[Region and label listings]
----------------

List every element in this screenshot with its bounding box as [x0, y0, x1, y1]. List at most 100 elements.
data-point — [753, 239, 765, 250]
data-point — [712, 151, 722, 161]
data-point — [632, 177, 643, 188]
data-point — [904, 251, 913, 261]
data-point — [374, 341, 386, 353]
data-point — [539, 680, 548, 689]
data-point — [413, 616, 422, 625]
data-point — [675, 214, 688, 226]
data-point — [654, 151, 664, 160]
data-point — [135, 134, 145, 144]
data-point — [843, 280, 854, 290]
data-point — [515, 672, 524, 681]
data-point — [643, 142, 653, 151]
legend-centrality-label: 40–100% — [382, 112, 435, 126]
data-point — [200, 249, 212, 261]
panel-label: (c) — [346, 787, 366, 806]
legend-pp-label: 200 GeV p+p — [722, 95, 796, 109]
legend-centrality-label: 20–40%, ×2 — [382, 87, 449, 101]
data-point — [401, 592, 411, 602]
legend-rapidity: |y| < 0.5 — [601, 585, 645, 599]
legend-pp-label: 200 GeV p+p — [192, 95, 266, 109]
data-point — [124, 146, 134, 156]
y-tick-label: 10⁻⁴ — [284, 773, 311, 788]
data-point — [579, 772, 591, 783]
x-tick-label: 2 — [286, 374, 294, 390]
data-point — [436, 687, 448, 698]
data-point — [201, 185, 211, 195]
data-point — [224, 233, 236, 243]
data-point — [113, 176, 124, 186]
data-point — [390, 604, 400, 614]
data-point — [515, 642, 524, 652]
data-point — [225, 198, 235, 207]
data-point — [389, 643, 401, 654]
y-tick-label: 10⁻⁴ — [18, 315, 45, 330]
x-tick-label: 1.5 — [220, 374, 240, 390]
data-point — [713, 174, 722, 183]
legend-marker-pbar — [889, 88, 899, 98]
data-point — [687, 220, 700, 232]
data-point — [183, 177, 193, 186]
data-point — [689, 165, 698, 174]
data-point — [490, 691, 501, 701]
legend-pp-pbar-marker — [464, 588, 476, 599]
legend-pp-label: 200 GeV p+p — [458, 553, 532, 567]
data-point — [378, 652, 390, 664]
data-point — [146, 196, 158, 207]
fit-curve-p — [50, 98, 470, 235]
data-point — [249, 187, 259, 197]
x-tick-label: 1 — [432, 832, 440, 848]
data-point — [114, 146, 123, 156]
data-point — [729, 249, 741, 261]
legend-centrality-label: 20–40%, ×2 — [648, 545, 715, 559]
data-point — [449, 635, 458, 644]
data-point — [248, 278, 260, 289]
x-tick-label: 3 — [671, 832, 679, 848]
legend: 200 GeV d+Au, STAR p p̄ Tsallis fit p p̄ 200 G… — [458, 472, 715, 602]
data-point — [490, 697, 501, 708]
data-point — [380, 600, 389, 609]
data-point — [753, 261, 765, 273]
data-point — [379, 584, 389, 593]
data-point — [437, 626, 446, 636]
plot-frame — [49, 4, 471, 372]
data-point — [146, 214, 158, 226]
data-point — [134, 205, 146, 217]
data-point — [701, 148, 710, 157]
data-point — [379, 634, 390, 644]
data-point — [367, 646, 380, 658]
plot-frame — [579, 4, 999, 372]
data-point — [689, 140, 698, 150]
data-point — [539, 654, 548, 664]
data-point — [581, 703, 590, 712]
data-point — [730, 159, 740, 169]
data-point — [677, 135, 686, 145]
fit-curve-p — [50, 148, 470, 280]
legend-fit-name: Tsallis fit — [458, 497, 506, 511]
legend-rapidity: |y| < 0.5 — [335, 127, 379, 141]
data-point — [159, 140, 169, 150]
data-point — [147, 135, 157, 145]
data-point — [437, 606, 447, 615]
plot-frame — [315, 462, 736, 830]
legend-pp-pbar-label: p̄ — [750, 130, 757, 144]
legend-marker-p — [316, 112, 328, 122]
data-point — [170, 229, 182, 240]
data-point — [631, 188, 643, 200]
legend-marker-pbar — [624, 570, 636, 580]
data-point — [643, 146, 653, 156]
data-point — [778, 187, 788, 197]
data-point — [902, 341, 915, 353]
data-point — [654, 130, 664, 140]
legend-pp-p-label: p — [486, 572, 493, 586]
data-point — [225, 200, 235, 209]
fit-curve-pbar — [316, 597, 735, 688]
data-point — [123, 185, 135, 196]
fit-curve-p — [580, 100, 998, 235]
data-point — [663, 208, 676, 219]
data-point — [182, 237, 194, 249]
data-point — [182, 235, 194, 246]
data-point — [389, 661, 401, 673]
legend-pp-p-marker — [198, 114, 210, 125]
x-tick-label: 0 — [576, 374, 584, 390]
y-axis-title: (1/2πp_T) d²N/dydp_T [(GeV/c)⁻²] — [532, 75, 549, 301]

----------------

▸ **YOUR GOAL**: Rewrite the entries above, swapping "legend-centrality-label" for "legend-class-label" wherever it occurs and leaving everything else untouched.

▸ **ANSWER IN FULL**:
List every element in this screenshot with its bounding box as [x0, y0, x1, y1]. List at most 100 elements.
data-point — [753, 239, 765, 250]
data-point — [712, 151, 722, 161]
data-point — [632, 177, 643, 188]
data-point — [904, 251, 913, 261]
data-point — [374, 341, 386, 353]
data-point — [539, 680, 548, 689]
data-point — [413, 616, 422, 625]
data-point — [675, 214, 688, 226]
data-point — [654, 151, 664, 160]
data-point — [135, 134, 145, 144]
data-point — [843, 280, 854, 290]
data-point — [515, 672, 524, 681]
data-point — [643, 142, 653, 151]
legend-class-label: 40–100% — [382, 112, 435, 126]
data-point — [200, 249, 212, 261]
panel-label: (c) — [346, 787, 366, 806]
legend-pp-label: 200 GeV p+p — [722, 95, 796, 109]
legend-class-label: 20–40%, ×2 — [382, 87, 449, 101]
data-point — [401, 592, 411, 602]
legend-rapidity: |y| < 0.5 — [601, 585, 645, 599]
legend-pp-label: 200 GeV p+p — [192, 95, 266, 109]
data-point — [124, 146, 134, 156]
y-tick-label: 10⁻⁴ — [284, 773, 311, 788]
data-point — [579, 772, 591, 783]
x-tick-label: 2 — [286, 374, 294, 390]
data-point — [436, 687, 448, 698]
data-point — [201, 185, 211, 195]
data-point — [224, 233, 236, 243]
data-point — [113, 176, 124, 186]
data-point — [390, 604, 400, 614]
data-point — [515, 642, 524, 652]
data-point — [225, 198, 235, 207]
data-point — [389, 643, 401, 654]
y-tick-label: 10⁻⁴ — [18, 315, 45, 330]
x-tick-label: 1.5 — [220, 374, 240, 390]
data-point — [713, 174, 722, 183]
legend-marker-pbar — [889, 88, 899, 98]
data-point — [687, 220, 700, 232]
data-point — [183, 177, 193, 186]
data-point — [689, 165, 698, 174]
data-point — [490, 691, 501, 701]
legend-pp-pbar-marker — [464, 588, 476, 599]
legend-pp-label: 200 GeV p+p — [458, 553, 532, 567]
data-point — [378, 652, 390, 664]
data-point — [146, 196, 158, 207]
fit-curve-p — [50, 98, 470, 235]
data-point — [249, 187, 259, 197]
x-tick-label: 1 — [432, 832, 440, 848]
data-point — [114, 146, 123, 156]
data-point — [729, 249, 741, 261]
legend-class-label: 20–40%, ×2 — [648, 545, 715, 559]
data-point — [449, 635, 458, 644]
data-point — [248, 278, 260, 289]
x-tick-label: 3 — [671, 832, 679, 848]
legend: 200 GeV d+Au, STAR p p̄ Tsallis fit p p̄ 200 G… — [458, 472, 715, 602]
data-point — [490, 697, 501, 708]
data-point — [380, 600, 389, 609]
data-point — [753, 261, 765, 273]
data-point — [379, 584, 389, 593]
data-point — [437, 626, 446, 636]
plot-frame — [49, 4, 471, 372]
data-point — [146, 214, 158, 226]
data-point — [134, 205, 146, 217]
data-point — [701, 148, 710, 157]
data-point — [379, 634, 390, 644]
data-point — [367, 646, 380, 658]
plot-frame — [579, 4, 999, 372]
data-point — [689, 140, 698, 150]
data-point — [539, 654, 548, 664]
data-point — [581, 703, 590, 712]
data-point — [730, 159, 740, 169]
data-point — [677, 135, 686, 145]
fit-curve-p — [50, 148, 470, 280]
legend-fit-name: Tsallis fit — [458, 497, 506, 511]
legend-rapidity: |y| < 0.5 — [335, 127, 379, 141]
data-point — [159, 140, 169, 150]
data-point — [147, 135, 157, 145]
data-point — [437, 606, 447, 615]
plot-frame — [315, 462, 736, 830]
legend-pp-pbar-label: p̄ — [750, 130, 757, 144]
legend-marker-p — [316, 112, 328, 122]
data-point — [170, 229, 182, 240]
data-point — [631, 188, 643, 200]
legend-marker-pbar — [624, 570, 636, 580]
data-point — [643, 146, 653, 156]
data-point — [778, 187, 788, 197]
data-point — [902, 341, 915, 353]
data-point — [654, 130, 664, 140]
legend-pp-p-label: p — [486, 572, 493, 586]
data-point — [225, 200, 235, 209]
fit-curve-pbar — [316, 597, 735, 688]
data-point — [123, 185, 135, 196]
fit-curve-p — [580, 100, 998, 235]
data-point — [663, 208, 676, 219]
data-point — [182, 237, 194, 249]
data-point — [182, 235, 194, 246]
data-point — [389, 661, 401, 673]
legend-pp-p-marker — [198, 114, 210, 125]
x-tick-label: 0 — [576, 374, 584, 390]
y-axis-title: (1/2πp_T) d²N/dydp_T [(GeV/c)⁻²] — [532, 75, 549, 301]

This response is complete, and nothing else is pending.